## begin Extracted material

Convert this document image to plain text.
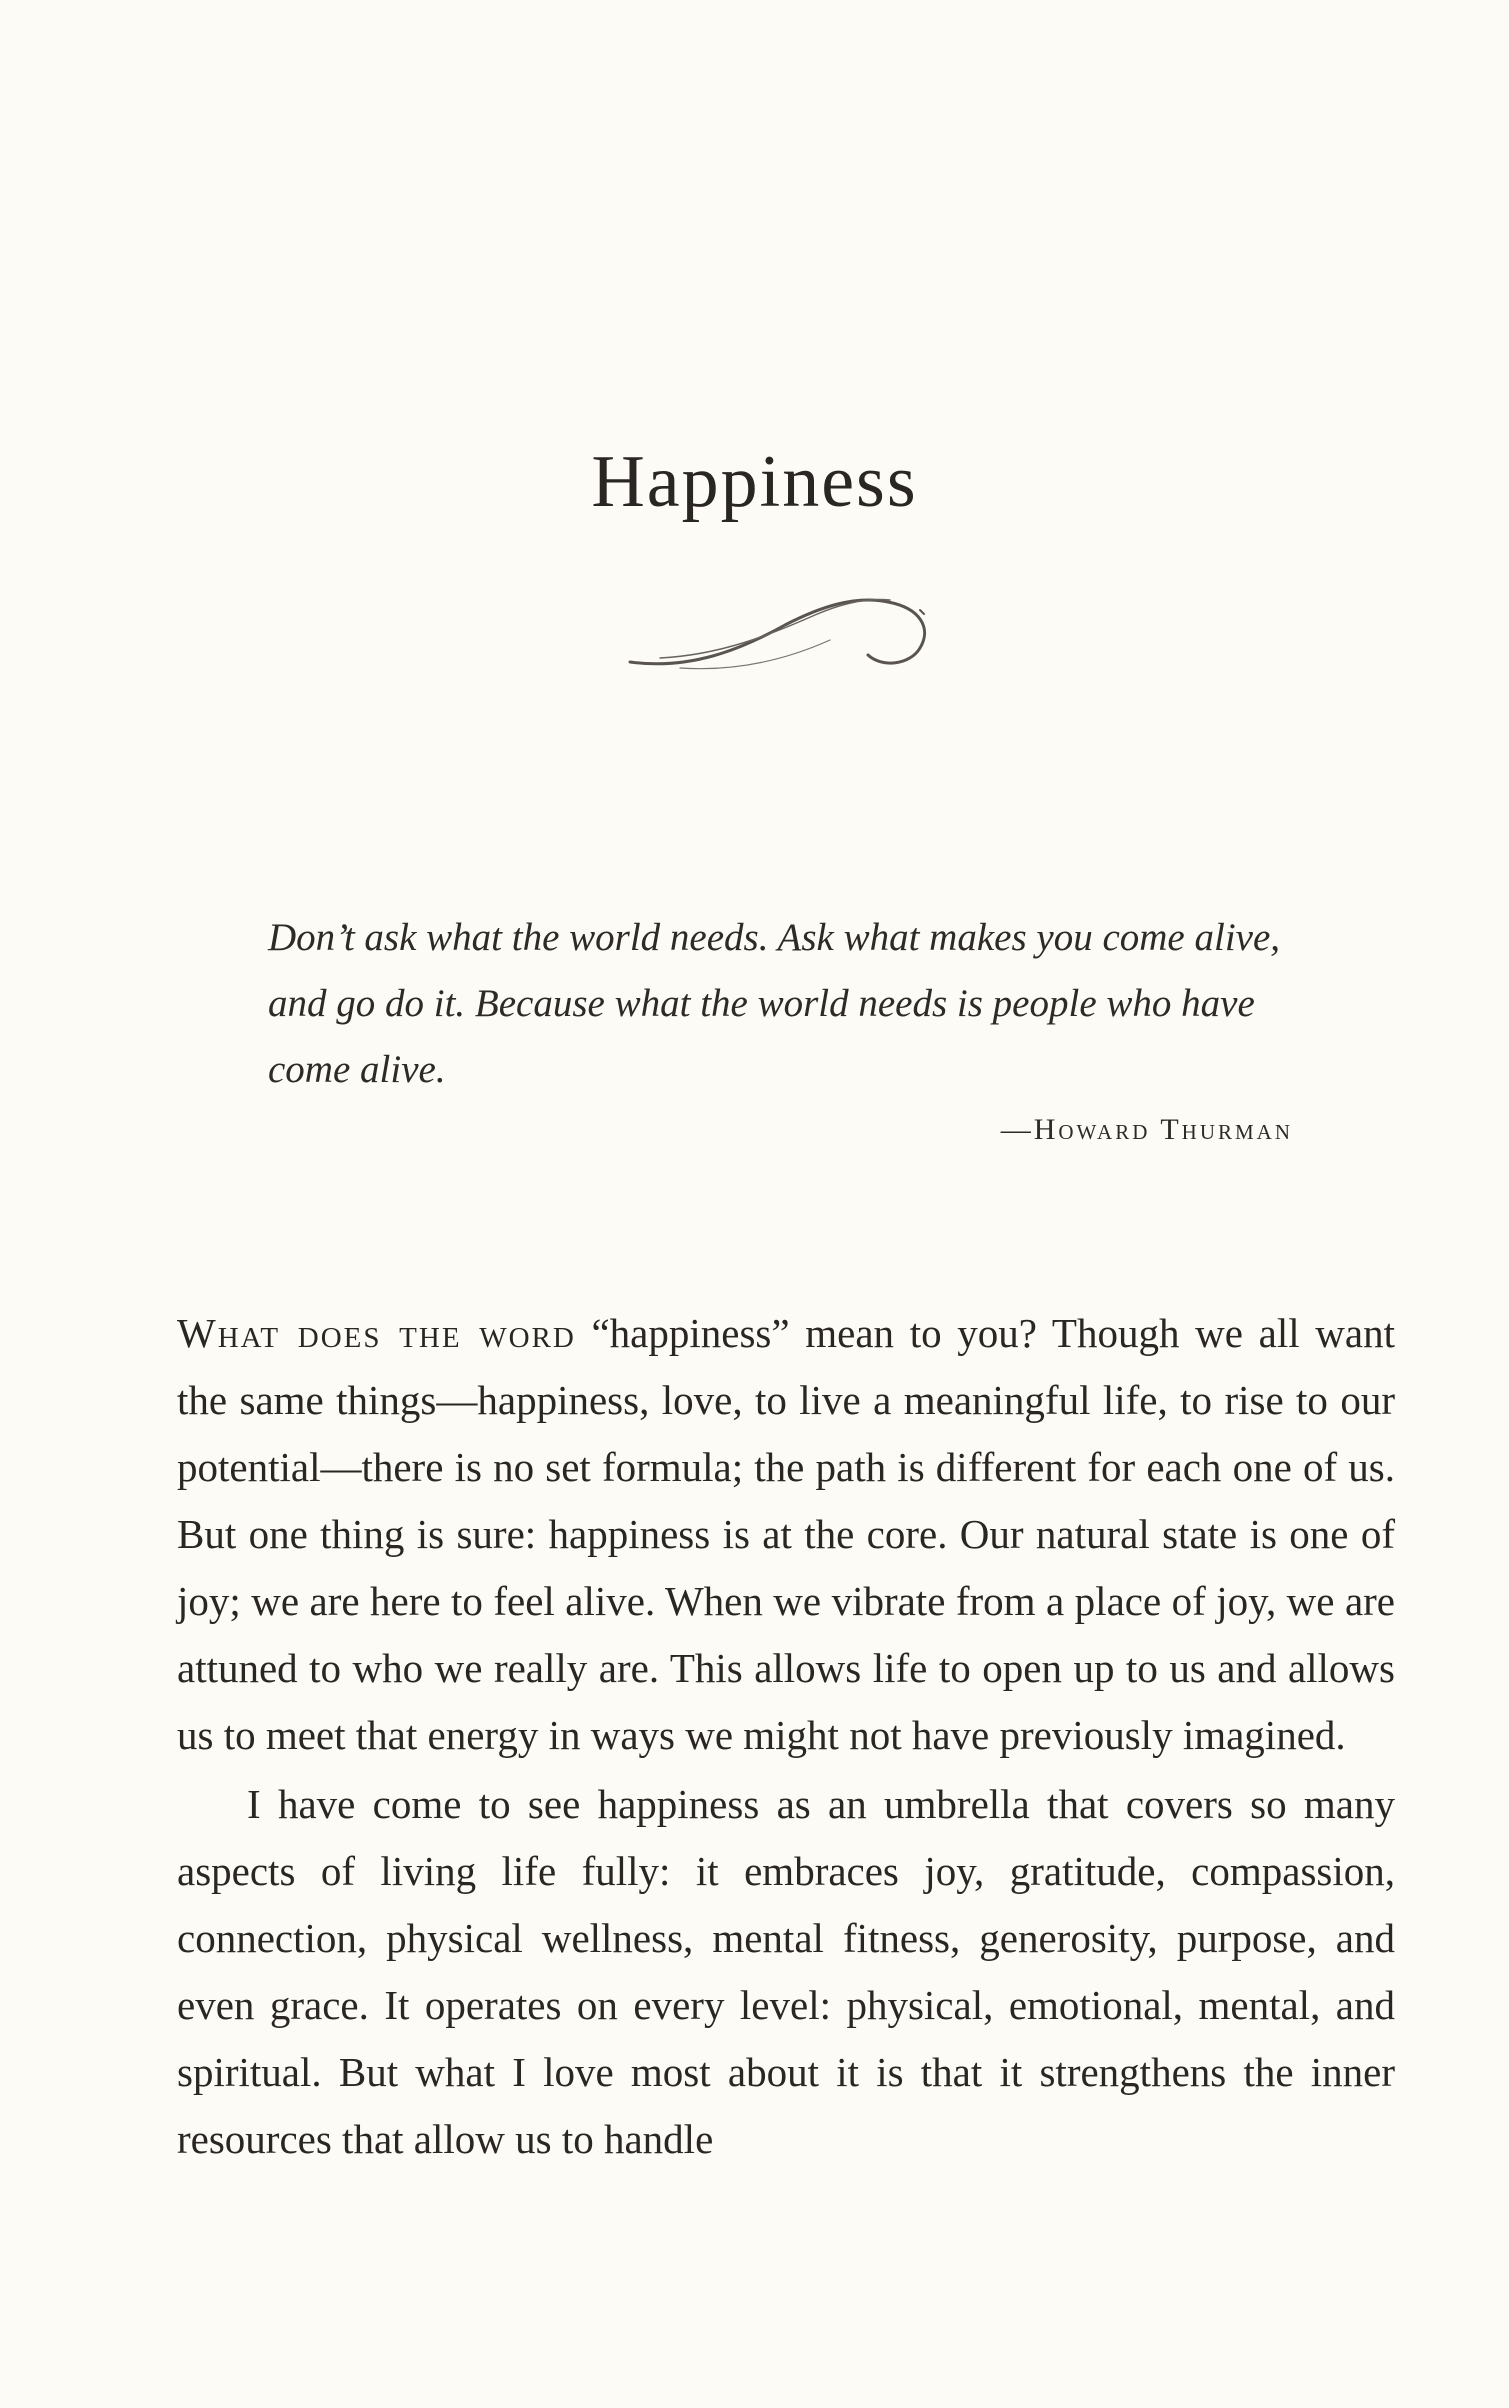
Happiness

Don’t ask what the world needs. Ask what makes you come alive, and go do it. Because what the world needs is people who have come alive.

—Howard Thurman

What does the word “happiness” mean to you? Though we all want the same things—happiness, love, to live a meaningful life, to rise to our potential—there is no set formula; the path is different for each one of us. But one thing is sure: happiness is at the core. Our natural state is one of joy; we are here to feel alive. When we vibrate from a place of joy, we are attuned to who we really are. This allows life to open up to us and allows us to meet that energy in ways we might not have previously imagined.

I have come to see happiness as an umbrella that covers so many aspects of living life fully: it embraces joy, gratitude, compassion, connection, physical wellness, mental fitness, generosity, purpose, and even grace. It operates on every level: physical, emotional, mental, and spiritual. But what I love most about it is that it strengthens the inner resources that allow us to handle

## end Extracted material

### What is asked
Can you restate all the records above word for word while dropping the pictures?

### Response below
Convert this document image to plain text.
Happiness

Don’t ask what the world needs. Ask what makes you come alive, and go do it. Because what the world needs is people who have come alive.

—Howard Thurman

What does the word “happiness” mean to you? Though we all want the same things—happiness, love, to live a meaningful life, to rise to our potential—there is no set formula; the path is different for each one of us. But one thing is sure: happiness is at the core. Our natural state is one of joy; we are here to feel alive. When we vibrate from a place of joy, we are attuned to who we really are. This allows life to open up to us and allows us to meet that energy in ways we might not have previously imagined.

I have come to see happiness as an umbrella that covers so many aspects of living life fully: it embraces joy, gratitude, compassion, connection, physical wellness, mental fitness, generosity, purpose, and even grace. It operates on every level: physical, emotional, mental, and spiritual. But what I love most about it is that it strengthens the inner resources that allow us to handle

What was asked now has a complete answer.